WHAT IS NEEDED: What follows is a set of records, each of which is to be written out exactly.

MATERIAL FOR THIS TASK:
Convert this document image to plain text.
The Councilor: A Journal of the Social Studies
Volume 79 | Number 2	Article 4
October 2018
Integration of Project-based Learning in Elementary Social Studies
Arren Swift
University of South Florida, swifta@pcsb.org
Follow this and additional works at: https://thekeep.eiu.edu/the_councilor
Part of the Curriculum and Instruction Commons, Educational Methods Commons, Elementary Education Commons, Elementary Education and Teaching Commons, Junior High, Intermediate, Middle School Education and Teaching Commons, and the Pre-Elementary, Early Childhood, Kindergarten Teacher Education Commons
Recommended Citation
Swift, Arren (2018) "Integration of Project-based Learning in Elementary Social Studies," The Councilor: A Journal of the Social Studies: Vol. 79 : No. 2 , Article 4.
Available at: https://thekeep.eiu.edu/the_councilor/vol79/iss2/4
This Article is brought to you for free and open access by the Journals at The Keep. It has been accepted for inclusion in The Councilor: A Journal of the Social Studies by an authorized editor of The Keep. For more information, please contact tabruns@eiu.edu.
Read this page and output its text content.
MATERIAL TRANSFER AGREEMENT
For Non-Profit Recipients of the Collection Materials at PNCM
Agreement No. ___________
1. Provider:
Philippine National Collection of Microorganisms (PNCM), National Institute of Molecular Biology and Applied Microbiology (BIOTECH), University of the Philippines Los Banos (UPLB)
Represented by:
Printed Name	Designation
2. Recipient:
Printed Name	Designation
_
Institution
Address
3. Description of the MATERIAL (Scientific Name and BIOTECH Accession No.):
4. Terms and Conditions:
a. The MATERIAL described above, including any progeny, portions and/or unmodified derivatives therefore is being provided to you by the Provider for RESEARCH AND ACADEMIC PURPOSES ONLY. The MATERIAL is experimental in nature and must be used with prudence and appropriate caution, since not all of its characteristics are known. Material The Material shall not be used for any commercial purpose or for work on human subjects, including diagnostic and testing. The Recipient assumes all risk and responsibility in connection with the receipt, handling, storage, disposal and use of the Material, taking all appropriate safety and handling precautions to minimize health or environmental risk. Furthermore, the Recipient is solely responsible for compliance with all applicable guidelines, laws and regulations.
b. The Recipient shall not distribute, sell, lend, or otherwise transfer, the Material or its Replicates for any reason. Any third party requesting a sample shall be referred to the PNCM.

SOLUTION FOR THIS EXERCISE:
Convert this document image to plain text.
The Councilor: A Journal of the Social Studies
Volume 79 | Number 2	Article 4
October 2018
Integration of Project-based Learning in Elementary Social Studies
Arren Swift
University of South Florida, swifta@pcsb.org
Follow this and additional works at: https://thekeep.eiu.edu/the_councilor
Part of the Curriculum and Instruction Commons, Educational Methods Commons, Elementary Education Commons, Elementary Education and Teaching Commons, Junior High, Intermediate, Middle School Education and Teaching Commons, and the Pre-Elementary, Early Childhood, Kindergarten Teacher Education Commons
Recommended Citation
Swift, Arren (2018) "Integration of Project-based Learning in Elementary Social Studies," The Councilor: A Journal of the Social Studies: Vol. 79 : No. 2 , Article 4.
Available at: https://thekeep.eiu.edu/the_councilor/vol79/iss2/4
This Article is brought to you for free and open access by the Journals at The Keep. It has been accepted for inclusion in The Councilor: A Journal of the Social Studies by an authorized editor of The Keep. For more information, please contact tabruns@eiu.edu.
Read this page and output its text content.
MATERIAL TRANSFER AGREEMENT
For Non-Profit Recipients of the Collection Materials at PNCM
Agreement No. ___________
1. Provider:
Philippine National Collection of Microorganisms (PNCM), National Institute of Molecular Biology and Applied Microbiology (BIOTECH), University of the Philippines Los Banos (UPLB)
Represented by:
Printed Name	Designation
2. Recipient:
Printed Name	Designation
_
Institution
Address
3. Description of the MATERIAL (Scientific Name and BIOTECH Accession No.):
4. Terms and Conditions:
a. The MATERIAL described above, including any progeny, portions and/or unmodified derivatives therefore is being provided to you by the Provider for RESEARCH AND ACADEMIC PURPOSES ONLY. The MATERIAL is experimental in nature and must be used with prudence and appropriate caution, since not all of its characteristics are known. Material The Material shall not be used for any commercial purpose or for work on human subjects, including diagnostic and testing. The Recipient assumes all risk and responsibility in connection with the receipt, handling, storage, disposal and use of the Material, taking all appropriate safety and handling precautions to minimize health or environmental risk. Furthermore, the Recipient is solely responsible for compliance with all applicable guidelines, laws and regulations.
b. The Recipient shall not distribute, sell, lend, or otherwise transfer, the Material or its Replicates for any reason. Any third party requesting a sample shall be referred to the PNCM.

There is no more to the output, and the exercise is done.